_Text:_
☆ ☆ ☆ ☆ ☆ ☆ ☆

Disk thrashing, Please HELP!
Rosina Bignall
rbignall at earthlink.net
Mon May 17 13:36:23 UTC 2004
Thanks for the great suggestions.
I rebooted before trying them to get the problem going again and
... no problem! So, I've tried to remember what I changed, but
other than installing some of the recent updates (but not all,
I'm still working on that... takes a while on a 56K modem) from
Redhat, I don't think I did anything that would change it. So,
I'm probably going to be left with a mystery.
I know I needed to follow these suggestions while the problem
process(es) were running, but of course, I cannot get it to
happen now, so here's what I found without them running and
perhaps you'll see something that I missed. I admit that while
not being a newbie to Linux, neither am I a power user, so please
forgive my ignorance. My computer serves as the gateway to
several others in our home network - the other computers run
various versions of Windows.

☆ ☆ ☆ ☆ ☆ ☆ ☆

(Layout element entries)

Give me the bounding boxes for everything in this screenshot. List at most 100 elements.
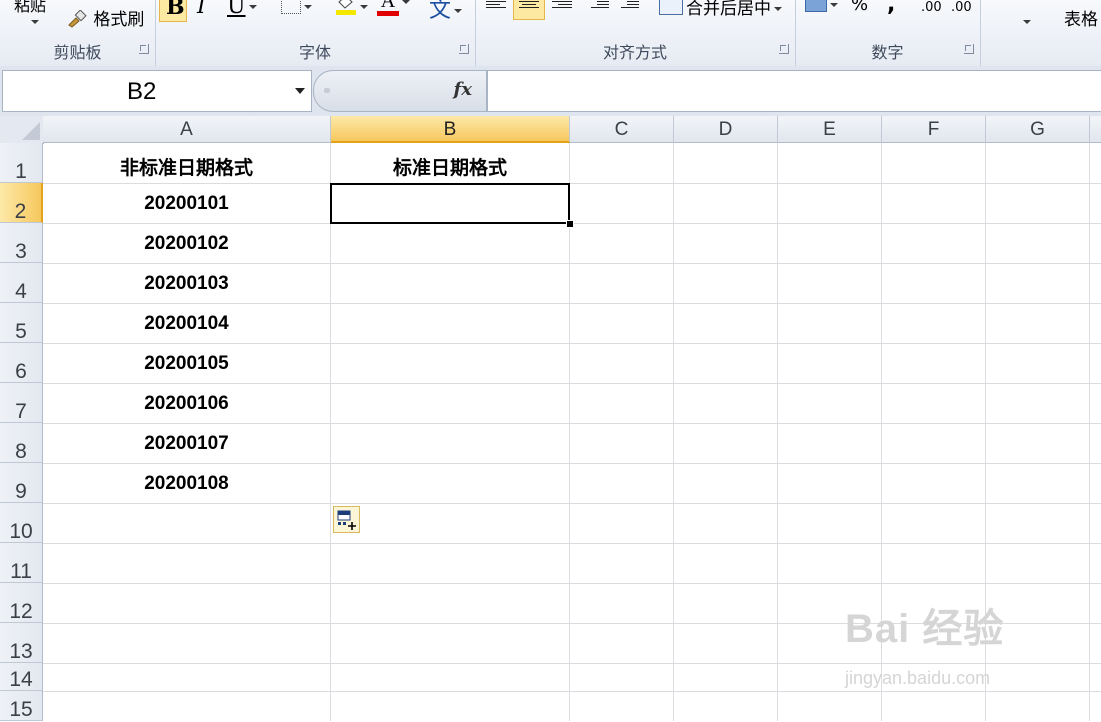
row-header-10[interactable]: 10 <box>0 503 43 543</box>
align-left-button[interactable] <box>481 0 511 20</box>
row-header-11[interactable]: 11 <box>0 543 43 583</box>
column-header-h[interactable] <box>1090 116 1101 143</box>
row-header-9[interactable]: 9 <box>0 463 43 503</box>
row-header-4[interactable]: 4 <box>0 263 43 303</box>
borders-icon <box>281 0 301 14</box>
font-color-icon: A <box>377 0 399 18</box>
chevron-down-icon <box>830 3 838 7</box>
name-box[interactable]: B2 <box>2 70 312 112</box>
row-header-13[interactable]: 13 <box>0 623 43 663</box>
gridline <box>43 423 1101 424</box>
align-center-button[interactable] <box>513 0 545 20</box>
chevron-down-icon[interactable] <box>295 88 305 94</box>
row-header-3[interactable]: 3 <box>0 223 43 263</box>
italic-button[interactable]: I <box>197 0 206 19</box>
underline-button[interactable]: U <box>227 0 257 19</box>
cell-a8[interactable]: 20200107 <box>43 433 330 455</box>
row-number: 7 <box>15 400 27 423</box>
fill-handle[interactable] <box>566 220 574 228</box>
gridline <box>330 143 331 721</box>
gridline <box>777 143 778 721</box>
cell-a4[interactable]: 20200103 <box>43 273 330 295</box>
row-header-12[interactable]: 12 <box>0 583 43 623</box>
selected-cell-b2[interactable] <box>330 183 570 224</box>
styles-group: 表格 <box>980 0 1101 66</box>
cell-a3[interactable]: 20200102 <box>43 233 330 255</box>
clipboard-launcher-icon[interactable] <box>139 44 149 54</box>
alignment-launcher-icon[interactable] <box>779 44 789 54</box>
increase-indent-icon <box>621 0 639 10</box>
font-launcher-icon[interactable] <box>459 44 469 54</box>
decrease-indent-icon <box>591 0 609 10</box>
auto-fill-options-button[interactable] <box>333 506 360 533</box>
gridline <box>43 583 1101 584</box>
row-number: 11 <box>10 560 32 583</box>
select-all-button[interactable] <box>0 116 44 144</box>
borders-button[interactable] <box>281 0 312 17</box>
brush-icon <box>66 9 88 28</box>
bold-button[interactable]: B <box>159 0 187 22</box>
decrease-decimal-button[interactable]: .00 <box>951 0 972 15</box>
alignment-group: 合并后居中 对齐方式 <box>475 0 796 66</box>
conditional-format-dropdown[interactable] <box>1020 12 1031 32</box>
fill-color-button[interactable] <box>335 0 368 17</box>
chevron-down-icon <box>774 7 782 11</box>
row-header-1[interactable]: 1 <box>0 143 43 183</box>
column-header-a[interactable]: A <box>43 116 331 143</box>
phonetic-button[interactable]: 文 <box>429 0 463 24</box>
splitter-handle[interactable] <box>324 88 330 93</box>
accounting-format-button[interactable] <box>805 0 838 15</box>
column-header-b[interactable]: B <box>331 116 570 143</box>
percent-button[interactable]: % <box>851 0 868 15</box>
paste-dropdown[interactable] <box>28 12 39 32</box>
format-painter-button[interactable]: 格式刷 <box>66 5 144 30</box>
row-header-2[interactable]: 2 <box>0 183 43 223</box>
cell-a9[interactable]: 20200108 <box>43 473 330 495</box>
number-group-label: 数字 <box>871 43 904 62</box>
column-header-c[interactable]: C <box>570 116 674 143</box>
column-header-d[interactable]: D <box>674 116 778 143</box>
chevron-down-icon <box>360 5 368 9</box>
row-header-14[interactable]: 14 <box>0 663 43 691</box>
row-number: 10 <box>9 520 33 543</box>
gridline <box>43 503 1101 504</box>
column-header-g[interactable]: G <box>986 116 1090 143</box>
cell-a6[interactable]: 20200105 <box>43 353 330 375</box>
formula-bar: B2 fx <box>0 66 1101 117</box>
cell-b1[interactable]: 标准日期格式 <box>331 153 569 180</box>
table-format-button[interactable]: 表格 <box>1064 5 1098 30</box>
gridline <box>43 263 1101 264</box>
cell-a5[interactable]: 20200104 <box>43 313 330 335</box>
chevron-down-icon <box>304 5 312 9</box>
font-color-button[interactable]: A <box>377 0 410 18</box>
row-number: 14 <box>9 668 33 691</box>
row-header-8[interactable]: 8 <box>0 423 43 463</box>
row-header-7[interactable]: 7 <box>0 383 43 423</box>
comma-button[interactable]: , <box>887 0 895 17</box>
merge-center-label: 合并后居中 <box>686 0 771 19</box>
cell-a2[interactable]: 20200101 <box>43 193 330 215</box>
decrease-indent-button[interactable] <box>587 0 613 20</box>
column-header-f[interactable]: F <box>882 116 986 143</box>
cell-a7[interactable]: 20200106 <box>43 393 330 415</box>
merge-center-button[interactable]: 合并后居中 <box>659 0 782 19</box>
currency-icon <box>805 0 827 12</box>
increase-decimal-button[interactable]: .00 <box>921 0 942 15</box>
row-number: 4 <box>15 280 27 303</box>
row-number: 8 <box>15 440 27 463</box>
cell-a1[interactable]: 非标准日期格式 <box>43 153 330 180</box>
increase-indent-button[interactable] <box>617 0 643 20</box>
row-header-15[interactable]: 15 <box>0 691 43 721</box>
column-header-e[interactable]: E <box>778 116 882 143</box>
formula-input[interactable] <box>487 70 1101 112</box>
row-header-5[interactable]: 5 <box>0 303 43 343</box>
row-header-6[interactable]: 6 <box>0 343 43 383</box>
gridline <box>43 543 1101 544</box>
number-launcher-icon[interactable] <box>964 44 974 54</box>
number-group: % , .00 .00 数字 <box>795 0 981 66</box>
formula-controls: fx <box>313 70 487 112</box>
align-center-icon <box>519 0 539 10</box>
underline-label: U <box>227 0 246 19</box>
align-right-button[interactable] <box>547 0 577 20</box>
insert-function-icon[interactable]: fx <box>454 79 472 100</box>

☆ ☆ ☆ ☆ ☆ ☆ ☆

_Work instructions:_
(a) Please list every line of the disk thrashing post that comes before the message body begins.
(b) Does the disk thrashing post agree with each statement? Answer yes or no, quoting the words that decide it.
(i) The writer describes being a newbie to Linux.
(ii) The writer's computer is the gateway for other computers on the home network.
(iii) The writer had installed all of the recent updates.
(c) Carry on the disk thrashing post after its last sentence.
The entries are separate material, apart from the disk thrashing post.

_Task-by-task results:_
(a)
- Disk thrashing, Please HELP!
- Rosina Bignall
- rbignall at earthlink.net
- Mon May 17 13:36:23 UTC 2004

(b)
(i) No: "not being a newbie to Linux"
(ii) Yes: "My computer serves as the gateway to several others in our home network"
(iii) No: "installing some of the recent updates (but not all,"

(c)
Jason Dixon wrote:
> Without more information on what services you're running, it's going to
In run level 5, I'm running the following: apmd, autofs, crond,
cups, dhcpd, gpm, hpoj, ip6tables, iptables, irqbalance, isdn,
kudzu, mdmonitor, mdmpd, microcode_ctl, named, netfs, network,
nfslock, pcmcia, portmap, random, rawdevices, rhnsd, sendmail,
sgi_fam, sshd, syslog, vmware, wine, xinetd. Anything suspicious
here I should investigate further?
> be tough. Use "ps afx" while the python process(es) is running to see
> what's actually calling python.
This showed that up2date called python, but up2date was not
running before, so that's not it.
Ed Wilts wrote:
> It sounds like you need to look at your scheduled tasks to see what is
> starting python. One of the ways to do this is to use lsof. For
> example:
> # lsof / | grep python
>
> The second column is the pid of the process that's running python. Now
> see if you can track down the guilty culprit from there.
>
Again, only up2date which was not running when I experienced the
problem.
> You can also check which cron jobs are running python with:
> [root at p6000 ewilts]# grep python /etc/cron.*/*
> [root at p6000 ewilts]# grep python /var/spool/cron/*
> That will help find some, but obviously not all since the cron entry
> could simply be to a script that in turn runs python.
>
No dice. Both commands showed nothing.
> My gut tells me you're running mailman since it does have the rare habit
> of thrashing a system like you're describing. Are you mailman, and if
> so, are you current?
No, I'm using sendmail.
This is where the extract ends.